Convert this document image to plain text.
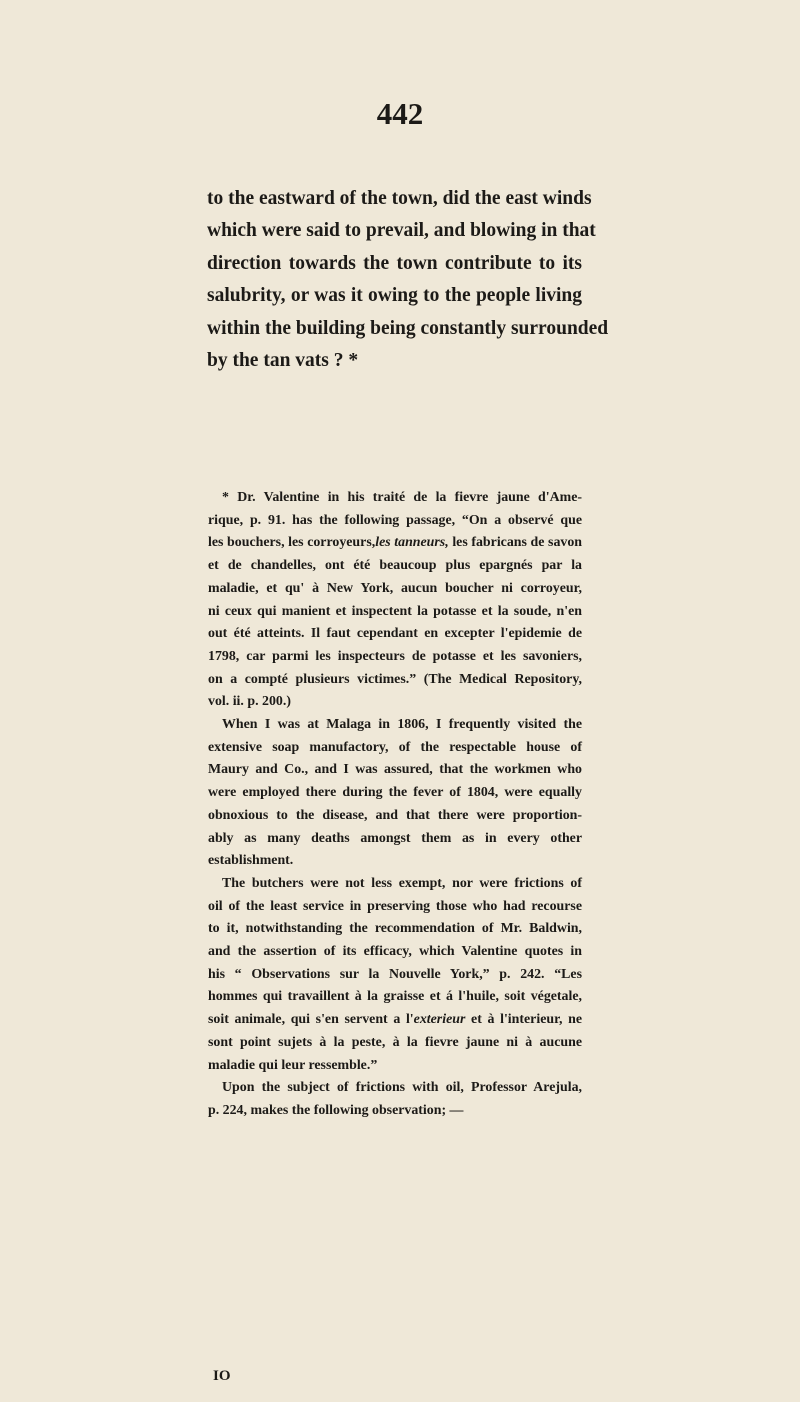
442
to the eastward of the town, did the east winds
which were said to prevail, and blowing in that
direction towards the town contribute to its
salubrity, or was it owing to the people living
within the building being constantly surrounded
by the tan vats ? *
* Dr. Valentine in his traité de la fievre jaune d'Ame-
rique, p. 91. has the following passage, “On a observé que
les bouchers, les corroyeurs,les tanneurs, les fabricans de savon
et de chandelles, ont été beaucoup plus epargnés par la
maladie, et qu' à New York, aucun boucher ni corroyeur,
ni ceux qui manient et inspectent la potasse et la soude, n'en
out été atteints. Il faut cependant en excepter l'epidemie de
1798, car parmi les inspecteurs de potasse et les savoniers,
on a compté plusieurs victimes.” (The Medical Repository,
vol. ii. p. 200.)
When I was at Malaga in 1806, I frequently visited the
extensive soap manufactory, of the respectable house of
Maury and Co., and I was assured, that the workmen who
were employed there during the fever of 1804, were equally
obnoxious to the disease, and that there were proportion-
ably as many deaths amongst them as in every other
establishment.
The butchers were not less exempt, nor were frictions of
oil of the least service in preserving those who had recourse
to it, notwithstanding the recommendation of Mr. Baldwin,
and the assertion of its efficacy, which Valentine quotes in
his “ Observations sur la Nouvelle York,” p. 242. “Les
hommes qui travaillent à la graisse et á l'huile, soit végetale,
soit animale, qui s'en servent a l'exterieur et à l'interieur, ne
sont point sujets à la peste, à la fievre jaune ni à aucune
maladie qui leur ressemble.”
Upon the subject of frictions with oil, Professor Arejula,
p. 224, makes the following observation; —
IO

PROBLEM DESCRIPTION — Return every line of the preceding records in which the word "frictions" appears.

FINISHED ANSWER —
The butchers were not less exempt, nor were frictions of
Upon the subject of frictions with oil, Professor Arejula,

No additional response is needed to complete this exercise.